==== DATASET CONTENT
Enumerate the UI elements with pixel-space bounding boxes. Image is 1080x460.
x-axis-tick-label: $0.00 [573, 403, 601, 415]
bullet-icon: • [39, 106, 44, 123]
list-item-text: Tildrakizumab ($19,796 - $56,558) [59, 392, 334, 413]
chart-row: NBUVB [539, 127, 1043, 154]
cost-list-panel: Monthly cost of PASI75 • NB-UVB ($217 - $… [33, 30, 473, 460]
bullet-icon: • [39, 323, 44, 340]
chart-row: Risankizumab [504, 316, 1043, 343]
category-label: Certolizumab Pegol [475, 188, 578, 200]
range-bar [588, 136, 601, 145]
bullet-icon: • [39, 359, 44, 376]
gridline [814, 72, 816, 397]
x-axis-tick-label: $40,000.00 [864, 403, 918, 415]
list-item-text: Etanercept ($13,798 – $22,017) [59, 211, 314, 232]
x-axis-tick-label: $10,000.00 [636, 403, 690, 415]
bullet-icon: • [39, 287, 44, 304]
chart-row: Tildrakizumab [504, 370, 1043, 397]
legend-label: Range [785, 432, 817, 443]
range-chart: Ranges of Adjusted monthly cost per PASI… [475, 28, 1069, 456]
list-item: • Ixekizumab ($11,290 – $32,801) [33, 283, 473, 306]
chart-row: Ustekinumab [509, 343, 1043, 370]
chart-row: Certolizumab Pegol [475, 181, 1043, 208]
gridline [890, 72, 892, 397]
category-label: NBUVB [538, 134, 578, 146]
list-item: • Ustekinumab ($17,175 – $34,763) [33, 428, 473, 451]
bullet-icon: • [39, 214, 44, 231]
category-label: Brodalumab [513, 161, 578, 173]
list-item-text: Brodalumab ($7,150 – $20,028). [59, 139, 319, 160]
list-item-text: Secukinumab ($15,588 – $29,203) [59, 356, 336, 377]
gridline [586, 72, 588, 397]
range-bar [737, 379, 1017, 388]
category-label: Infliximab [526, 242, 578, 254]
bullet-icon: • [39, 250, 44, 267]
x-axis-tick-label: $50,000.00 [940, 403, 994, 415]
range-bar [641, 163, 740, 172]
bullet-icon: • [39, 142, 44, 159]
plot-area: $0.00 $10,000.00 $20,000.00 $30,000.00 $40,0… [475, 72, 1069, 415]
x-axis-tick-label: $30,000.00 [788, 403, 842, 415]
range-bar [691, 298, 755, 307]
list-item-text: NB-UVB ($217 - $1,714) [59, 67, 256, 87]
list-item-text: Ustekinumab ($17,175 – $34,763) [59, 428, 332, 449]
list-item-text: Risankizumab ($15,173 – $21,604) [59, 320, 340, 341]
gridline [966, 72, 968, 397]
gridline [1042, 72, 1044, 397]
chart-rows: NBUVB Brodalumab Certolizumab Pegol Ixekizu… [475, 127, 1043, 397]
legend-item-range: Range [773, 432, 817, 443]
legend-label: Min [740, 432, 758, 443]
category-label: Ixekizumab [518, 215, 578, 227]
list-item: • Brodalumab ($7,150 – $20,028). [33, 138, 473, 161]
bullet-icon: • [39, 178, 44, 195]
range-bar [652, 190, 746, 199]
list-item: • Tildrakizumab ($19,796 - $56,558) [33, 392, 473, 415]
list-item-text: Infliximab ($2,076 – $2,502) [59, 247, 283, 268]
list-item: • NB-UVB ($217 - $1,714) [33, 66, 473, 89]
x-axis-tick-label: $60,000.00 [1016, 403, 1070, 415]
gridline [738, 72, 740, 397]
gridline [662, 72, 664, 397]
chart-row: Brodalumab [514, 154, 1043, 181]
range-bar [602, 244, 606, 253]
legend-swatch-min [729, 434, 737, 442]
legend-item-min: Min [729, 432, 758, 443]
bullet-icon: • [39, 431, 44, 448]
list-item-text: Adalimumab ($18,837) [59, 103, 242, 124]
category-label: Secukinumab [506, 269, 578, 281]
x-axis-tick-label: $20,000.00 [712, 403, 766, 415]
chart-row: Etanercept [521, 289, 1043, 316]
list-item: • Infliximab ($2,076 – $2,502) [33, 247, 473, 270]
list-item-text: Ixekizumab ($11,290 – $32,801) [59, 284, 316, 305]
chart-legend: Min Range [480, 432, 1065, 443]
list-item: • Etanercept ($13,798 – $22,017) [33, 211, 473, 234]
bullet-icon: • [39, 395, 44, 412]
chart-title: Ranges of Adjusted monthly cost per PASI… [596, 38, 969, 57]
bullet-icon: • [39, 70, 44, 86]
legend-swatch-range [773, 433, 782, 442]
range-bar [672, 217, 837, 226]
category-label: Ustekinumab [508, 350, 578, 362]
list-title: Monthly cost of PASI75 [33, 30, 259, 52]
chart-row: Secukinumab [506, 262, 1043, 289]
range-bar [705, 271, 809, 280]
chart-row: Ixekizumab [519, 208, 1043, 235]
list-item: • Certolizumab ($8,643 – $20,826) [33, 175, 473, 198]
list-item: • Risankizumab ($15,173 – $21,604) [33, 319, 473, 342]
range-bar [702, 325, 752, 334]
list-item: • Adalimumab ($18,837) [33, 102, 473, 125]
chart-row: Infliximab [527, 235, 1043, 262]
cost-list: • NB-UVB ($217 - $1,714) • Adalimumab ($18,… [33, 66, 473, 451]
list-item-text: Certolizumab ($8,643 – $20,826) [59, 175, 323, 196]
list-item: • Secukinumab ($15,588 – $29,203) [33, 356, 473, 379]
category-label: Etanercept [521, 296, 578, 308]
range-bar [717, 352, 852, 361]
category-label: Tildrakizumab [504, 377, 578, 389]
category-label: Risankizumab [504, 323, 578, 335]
========
◆ PROBLEM DETAILS
Rewrite all of the entries above, putting "cost-range-bar" in place of each occurrence of "range-bar" and leaving everything else unchanged.

◆ ANSWER TO THIS EXERCISE
Enumerate the UI elements with pixel-space bounding boxes. Image is 1080x460.
x-axis-tick-label: $0.00 [573, 403, 601, 415]
bullet-icon: • [39, 106, 44, 123]
list-item-text: Tildrakizumab ($19,796 - $56,558) [59, 392, 334, 413]
chart-row: NBUVB [539, 127, 1043, 154]
cost-list-panel: Monthly cost of PASI75 • NB-UVB ($217 - $… [33, 30, 473, 460]
bullet-icon: • [39, 323, 44, 340]
chart-row: Risankizumab [504, 316, 1043, 343]
category-label: Certolizumab Pegol [475, 188, 578, 200]
cost-range-bar [588, 136, 601, 145]
bullet-icon: • [39, 359, 44, 376]
gridline [814, 72, 816, 397]
x-axis-tick-label: $40,000.00 [864, 403, 918, 415]
list-item-text: Etanercept ($13,798 – $22,017) [59, 211, 314, 232]
x-axis-tick-label: $10,000.00 [636, 403, 690, 415]
bullet-icon: • [39, 287, 44, 304]
chart-row: Tildrakizumab [504, 370, 1043, 397]
legend-label: Range [785, 432, 817, 443]
range-chart: Ranges of Adjusted monthly cost per PASI… [475, 28, 1069, 456]
list-item: • Ixekizumab ($11,290 – $32,801) [33, 283, 473, 306]
chart-row: Ustekinumab [509, 343, 1043, 370]
chart-row: Certolizumab Pegol [475, 181, 1043, 208]
gridline [890, 72, 892, 397]
category-label: NBUVB [538, 134, 578, 146]
list-item: • Ustekinumab ($17,175 – $34,763) [33, 428, 473, 451]
bullet-icon: • [39, 214, 44, 231]
category-label: Brodalumab [513, 161, 578, 173]
list-item-text: Brodalumab ($7,150 – $20,028). [59, 139, 319, 160]
list-item-text: Secukinumab ($15,588 – $29,203) [59, 356, 336, 377]
gridline [586, 72, 588, 397]
cost-range-bar [737, 379, 1017, 388]
category-label: Infliximab [526, 242, 578, 254]
bullet-icon: • [39, 250, 44, 267]
x-axis-tick-label: $50,000.00 [940, 403, 994, 415]
cost-range-bar [641, 163, 740, 172]
bullet-icon: • [39, 142, 44, 159]
plot-area: $0.00 $10,000.00 $20,000.00 $30,000.00 $40,0… [475, 72, 1069, 415]
x-axis-tick-label: $30,000.00 [788, 403, 842, 415]
cost-range-bar [691, 298, 755, 307]
list-item-text: NB-UVB ($217 - $1,714) [59, 67, 256, 87]
list-item-text: Ustekinumab ($17,175 – $34,763) [59, 428, 332, 449]
list-item-text: Risankizumab ($15,173 – $21,604) [59, 320, 340, 341]
gridline [966, 72, 968, 397]
gridline [1042, 72, 1044, 397]
chart-rows: NBUVB Brodalumab Certolizumab Pegol Ixekizu… [475, 127, 1043, 397]
legend-item-range: Range [773, 432, 817, 443]
legend-label: Min [740, 432, 758, 443]
category-label: Ixekizumab [518, 215, 578, 227]
list-item: • Brodalumab ($7,150 – $20,028). [33, 138, 473, 161]
bullet-icon: • [39, 178, 44, 195]
cost-range-bar [652, 190, 746, 199]
list-item: • Tildrakizumab ($19,796 - $56,558) [33, 392, 473, 415]
list-item-text: Infliximab ($2,076 – $2,502) [59, 247, 283, 268]
list-item: • NB-UVB ($217 - $1,714) [33, 66, 473, 89]
x-axis-tick-label: $60,000.00 [1016, 403, 1070, 415]
gridline [738, 72, 740, 397]
gridline [662, 72, 664, 397]
chart-row: Brodalumab [514, 154, 1043, 181]
cost-range-bar [602, 244, 606, 253]
legend-swatch-min [729, 434, 737, 442]
legend-item-min: Min [729, 432, 758, 443]
bullet-icon: • [39, 431, 44, 448]
list-item-text: Adalimumab ($18,837) [59, 103, 242, 124]
category-label: Secukinumab [506, 269, 578, 281]
x-axis-tick-label: $20,000.00 [712, 403, 766, 415]
chart-row: Etanercept [521, 289, 1043, 316]
list-item: • Infliximab ($2,076 – $2,502) [33, 247, 473, 270]
list-item-text: Ixekizumab ($11,290 – $32,801) [59, 284, 316, 305]
chart-legend: Min Range [480, 432, 1065, 443]
list-item: • Etanercept ($13,798 – $22,017) [33, 211, 473, 234]
bullet-icon: • [39, 395, 44, 412]
chart-title: Ranges of Adjusted monthly cost per PASI… [596, 38, 969, 57]
bullet-icon: • [39, 70, 44, 86]
legend-swatch-range [773, 433, 782, 442]
cost-range-bar [672, 217, 837, 226]
category-label: Ustekinumab [508, 350, 578, 362]
list-title: Monthly cost of PASI75 [33, 30, 259, 52]
chart-row: Secukinumab [506, 262, 1043, 289]
cost-range-bar [705, 271, 809, 280]
chart-row: Ixekizumab [519, 208, 1043, 235]
list-item: • Certolizumab ($8,643 – $20,826) [33, 175, 473, 198]
list-item: • Risankizumab ($15,173 – $21,604) [33, 319, 473, 342]
cost-range-bar [702, 325, 752, 334]
list-item: • Adalimumab ($18,837) [33, 102, 473, 125]
chart-row: Infliximab [527, 235, 1043, 262]
cost-list: • NB-UVB ($217 - $1,714) • Adalimumab ($18,… [33, 66, 473, 451]
list-item-text: Certolizumab ($8,643 – $20,826) [59, 175, 323, 196]
list-item: • Secukinumab ($15,588 – $29,203) [33, 356, 473, 379]
category-label: Etanercept [521, 296, 578, 308]
cost-range-bar [717, 352, 852, 361]
category-label: Tildrakizumab [504, 377, 578, 389]
category-label: Risankizumab [504, 323, 578, 335]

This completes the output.